#### EXERCISE INSTRUCTIONS
Wherever the string "JSON" appears in the listing, copy that line.

#### INFORMATION SUPPLIED
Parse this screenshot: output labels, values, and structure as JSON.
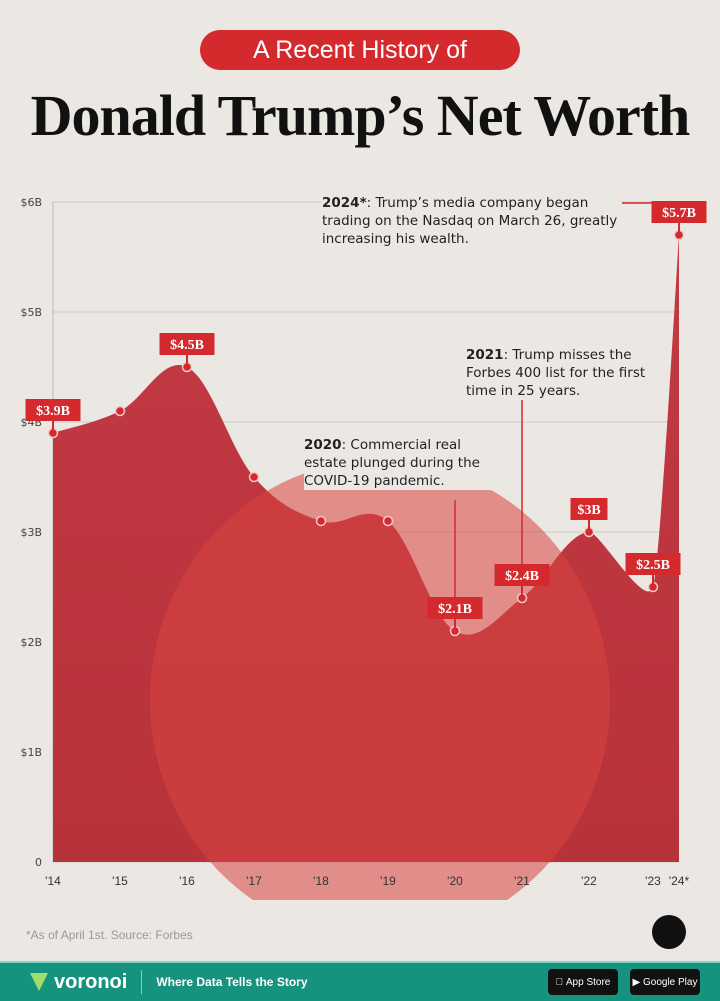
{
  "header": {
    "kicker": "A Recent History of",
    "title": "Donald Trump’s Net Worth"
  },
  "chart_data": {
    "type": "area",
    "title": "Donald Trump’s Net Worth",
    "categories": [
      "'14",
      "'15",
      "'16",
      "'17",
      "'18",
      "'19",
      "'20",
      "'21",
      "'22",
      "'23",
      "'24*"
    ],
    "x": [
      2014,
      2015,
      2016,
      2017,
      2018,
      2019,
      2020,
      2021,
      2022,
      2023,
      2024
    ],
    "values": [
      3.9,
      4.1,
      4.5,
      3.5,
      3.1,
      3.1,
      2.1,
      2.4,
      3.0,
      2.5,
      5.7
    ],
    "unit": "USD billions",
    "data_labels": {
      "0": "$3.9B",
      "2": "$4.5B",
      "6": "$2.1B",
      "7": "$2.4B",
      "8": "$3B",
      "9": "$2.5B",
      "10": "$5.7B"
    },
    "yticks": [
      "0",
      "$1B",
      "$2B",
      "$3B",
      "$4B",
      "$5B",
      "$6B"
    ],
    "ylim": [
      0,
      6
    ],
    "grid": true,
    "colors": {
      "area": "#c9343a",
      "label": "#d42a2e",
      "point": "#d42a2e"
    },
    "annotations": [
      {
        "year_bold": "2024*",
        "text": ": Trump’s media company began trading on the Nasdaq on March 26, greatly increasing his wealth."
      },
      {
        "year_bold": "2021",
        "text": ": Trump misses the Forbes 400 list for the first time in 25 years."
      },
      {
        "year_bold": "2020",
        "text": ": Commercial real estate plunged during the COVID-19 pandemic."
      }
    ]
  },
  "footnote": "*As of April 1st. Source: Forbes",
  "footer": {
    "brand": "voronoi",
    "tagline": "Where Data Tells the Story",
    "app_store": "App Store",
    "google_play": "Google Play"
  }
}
...
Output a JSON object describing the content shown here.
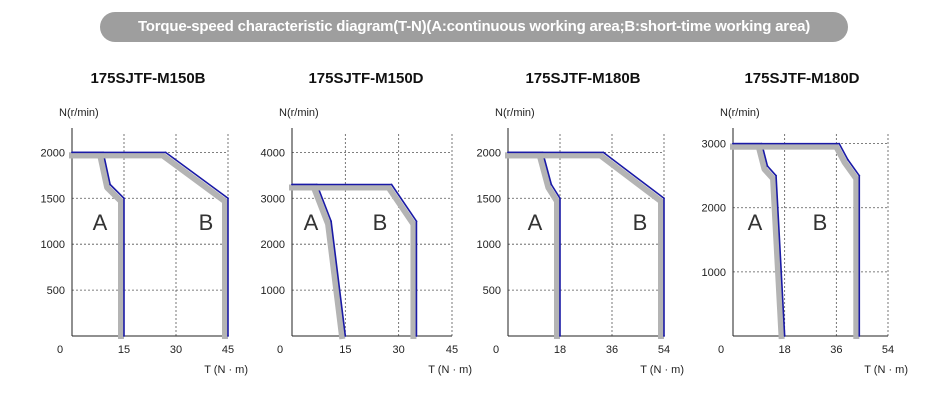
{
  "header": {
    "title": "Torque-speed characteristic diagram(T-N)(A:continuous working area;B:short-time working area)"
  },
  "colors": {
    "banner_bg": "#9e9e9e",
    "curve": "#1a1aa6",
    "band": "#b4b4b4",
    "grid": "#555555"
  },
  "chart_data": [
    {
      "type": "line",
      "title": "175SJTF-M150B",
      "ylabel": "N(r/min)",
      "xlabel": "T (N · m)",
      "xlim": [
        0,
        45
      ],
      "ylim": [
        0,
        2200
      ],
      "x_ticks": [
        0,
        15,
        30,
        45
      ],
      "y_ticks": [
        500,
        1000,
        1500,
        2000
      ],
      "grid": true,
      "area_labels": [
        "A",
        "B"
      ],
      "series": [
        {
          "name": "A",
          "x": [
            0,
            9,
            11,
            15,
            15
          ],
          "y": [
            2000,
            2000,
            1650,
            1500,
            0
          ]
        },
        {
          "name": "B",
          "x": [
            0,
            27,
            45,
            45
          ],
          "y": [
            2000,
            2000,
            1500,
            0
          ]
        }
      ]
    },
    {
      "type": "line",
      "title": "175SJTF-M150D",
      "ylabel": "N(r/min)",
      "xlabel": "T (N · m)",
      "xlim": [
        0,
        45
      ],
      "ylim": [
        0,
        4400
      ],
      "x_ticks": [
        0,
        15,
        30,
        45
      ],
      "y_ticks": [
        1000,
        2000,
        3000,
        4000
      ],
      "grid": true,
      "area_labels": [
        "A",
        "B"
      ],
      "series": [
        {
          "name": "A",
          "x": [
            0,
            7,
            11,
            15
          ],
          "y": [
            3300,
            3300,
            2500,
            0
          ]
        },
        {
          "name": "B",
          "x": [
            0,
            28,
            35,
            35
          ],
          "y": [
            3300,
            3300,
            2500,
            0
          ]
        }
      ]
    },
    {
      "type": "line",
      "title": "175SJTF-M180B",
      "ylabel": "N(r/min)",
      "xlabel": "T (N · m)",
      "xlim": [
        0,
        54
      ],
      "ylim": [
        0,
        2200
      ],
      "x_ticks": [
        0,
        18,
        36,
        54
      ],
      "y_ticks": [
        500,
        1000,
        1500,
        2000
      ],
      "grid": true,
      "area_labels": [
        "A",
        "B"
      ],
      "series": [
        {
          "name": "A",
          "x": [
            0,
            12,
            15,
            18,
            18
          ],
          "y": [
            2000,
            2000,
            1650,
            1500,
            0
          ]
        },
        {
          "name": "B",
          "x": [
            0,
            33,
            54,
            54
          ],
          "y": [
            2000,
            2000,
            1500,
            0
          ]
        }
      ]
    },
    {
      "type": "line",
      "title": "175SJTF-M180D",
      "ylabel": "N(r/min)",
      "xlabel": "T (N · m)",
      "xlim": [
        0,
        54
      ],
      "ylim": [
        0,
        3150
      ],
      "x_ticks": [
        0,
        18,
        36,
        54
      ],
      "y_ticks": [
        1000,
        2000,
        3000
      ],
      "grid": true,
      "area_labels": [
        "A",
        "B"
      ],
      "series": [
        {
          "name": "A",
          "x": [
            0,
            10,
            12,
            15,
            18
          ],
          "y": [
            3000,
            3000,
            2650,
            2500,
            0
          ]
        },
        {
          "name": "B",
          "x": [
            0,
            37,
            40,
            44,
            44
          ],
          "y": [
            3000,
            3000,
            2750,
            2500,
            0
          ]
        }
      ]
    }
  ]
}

#### ANSWER TO THE TASK
Parse this screenshot: output labels, values, and structure as JSON.
Output a JSON object describing the content shown here.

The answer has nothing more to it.